• [EXERCISE DIRECTIONS]:
Write out the full listing exactly as given, minus the images.

[Records from a data source]
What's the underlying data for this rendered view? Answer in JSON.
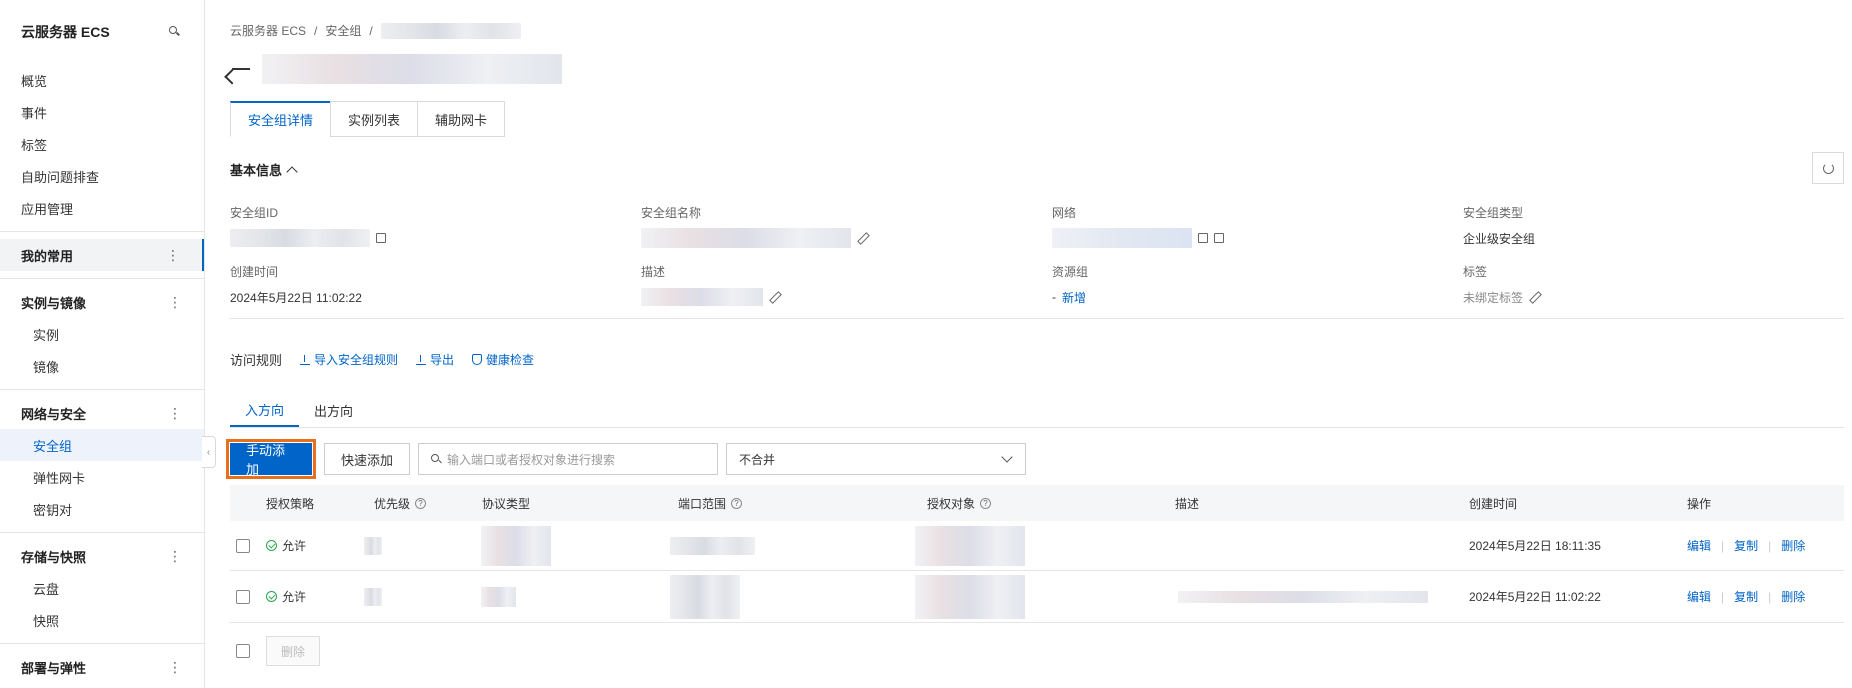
{
  "sidebar": {
    "title": "云服务器 ECS",
    "top_items": [
      "概览",
      "事件",
      "标签",
      "自助问题排查",
      "应用管理"
    ],
    "favorites": "我的常用",
    "groups": [
      {
        "label": "实例与镜像",
        "items": [
          "实例",
          "镜像"
        ]
      },
      {
        "label": "网络与安全",
        "items": [
          "安全组",
          "弹性网卡",
          "密钥对"
        ]
      },
      {
        "label": "存储与快照",
        "items": [
          "云盘",
          "快照"
        ]
      },
      {
        "label": "部署与弹性",
        "items": []
      }
    ],
    "active_item": "安全组"
  },
  "breadcrumb": [
    "云服务器 ECS",
    "/",
    "安全组",
    "/"
  ],
  "tabs": [
    "安全组详情",
    "实例列表",
    "辅助网卡"
  ],
  "basic_info": {
    "title": "基本信息",
    "fields": {
      "sg_id_label": "安全组ID",
      "sg_name_label": "安全组名称",
      "network_label": "网络",
      "sg_type_label": "安全组类型",
      "sg_type_value": "企业级安全组",
      "created_label": "创建时间",
      "created_value": "2024年5月22日 11:02:22",
      "desc_label": "描述",
      "resource_group_label": "资源组",
      "resource_group_dash": "-",
      "resource_group_link": "新增",
      "tags_label": "标签",
      "tags_value": "未绑定标签"
    }
  },
  "rules": {
    "title": "访问规则",
    "links": [
      "导入安全组规则",
      "导出",
      "健康检查"
    ],
    "direction_tabs": [
      "入方向",
      "出方向"
    ],
    "toolbar": {
      "manual_add": "手动添加",
      "quick_add": "快速添加",
      "search_placeholder": "输入端口或者授权对象进行搜索",
      "merge_select": "不合并"
    },
    "columns": [
      "授权策略",
      "优先级",
      "协议类型",
      "端口范围",
      "授权对象",
      "描述",
      "创建时间",
      "操作"
    ],
    "rows": [
      {
        "policy": "允许",
        "created": "2024年5月22日 18:11:35",
        "ops": [
          "编辑",
          "复制",
          "删除"
        ]
      },
      {
        "policy": "允许",
        "created": "2024年5月22日 11:02:22",
        "ops": [
          "编辑",
          "复制",
          "删除"
        ]
      }
    ],
    "delete_button": "删除"
  },
  "colors": {
    "accent": "#0064c8",
    "highlight": "#e8701a",
    "allow": "#2ca24b"
  },
  "icons": [
    "search-icon",
    "back-arrow-icon",
    "chevron-up-icon",
    "refresh-icon",
    "copy-icon",
    "edit-icon",
    "external-link-icon",
    "import-icon",
    "export-icon",
    "shield-icon",
    "help-icon",
    "check-circle-icon",
    "chevron-down-icon"
  ]
}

• [THE RESPONSE]:
What's the underlying data for this rendered view? Answer in JSON.
{
  "sidebar": {
    "title": "云服务器 ECS",
    "top_items": [
      "概览",
      "事件",
      "标签",
      "自助问题排查",
      "应用管理"
    ],
    "favorites": "我的常用",
    "groups": [
      {
        "label": "实例与镜像",
        "items": [
          "实例",
          "镜像"
        ]
      },
      {
        "label": "网络与安全",
        "items": [
          "安全组",
          "弹性网卡",
          "密钥对"
        ]
      },
      {
        "label": "存储与快照",
        "items": [
          "云盘",
          "快照"
        ]
      },
      {
        "label": "部署与弹性",
        "items": []
      }
    ],
    "active_item": "安全组"
  },
  "breadcrumb": [
    "云服务器 ECS",
    "/",
    "安全组",
    "/"
  ],
  "tabs": [
    "安全组详情",
    "实例列表",
    "辅助网卡"
  ],
  "basic_info": {
    "title": "基本信息",
    "fields": {
      "sg_id_label": "安全组ID",
      "sg_name_label": "安全组名称",
      "network_label": "网络",
      "sg_type_label": "安全组类型",
      "sg_type_value": "企业级安全组",
      "created_label": "创建时间",
      "created_value": "2024年5月22日 11:02:22",
      "desc_label": "描述",
      "resource_group_label": "资源组",
      "resource_group_dash": "-",
      "resource_group_link": "新增",
      "tags_label": "标签",
      "tags_value": "未绑定标签"
    }
  },
  "rules": {
    "title": "访问规则",
    "links": [
      "导入安全组规则",
      "导出",
      "健康检查"
    ],
    "direction_tabs": [
      "入方向",
      "出方向"
    ],
    "toolbar": {
      "manual_add": "手动添加",
      "quick_add": "快速添加",
      "search_placeholder": "输入端口或者授权对象进行搜索",
      "merge_select": "不合并"
    },
    "columns": [
      "授权策略",
      "优先级",
      "协议类型",
      "端口范围",
      "授权对象",
      "描述",
      "创建时间",
      "操作"
    ],
    "rows": [
      {
        "policy": "允许",
        "created": "2024年5月22日 18:11:35",
        "ops": [
          "编辑",
          "复制",
          "删除"
        ]
      },
      {
        "policy": "允许",
        "created": "2024年5月22日 11:02:22",
        "ops": [
          "编辑",
          "复制",
          "删除"
        ]
      }
    ],
    "delete_button": "删除"
  },
  "colors": {
    "accent": "#0064c8",
    "highlight": "#e8701a",
    "allow": "#2ca24b"
  },
  "icons": [
    "search-icon",
    "back-arrow-icon",
    "chevron-up-icon",
    "refresh-icon",
    "copy-icon",
    "edit-icon",
    "external-link-icon",
    "import-icon",
    "export-icon",
    "shield-icon",
    "help-icon",
    "check-circle-icon",
    "chevron-down-icon"
  ]
}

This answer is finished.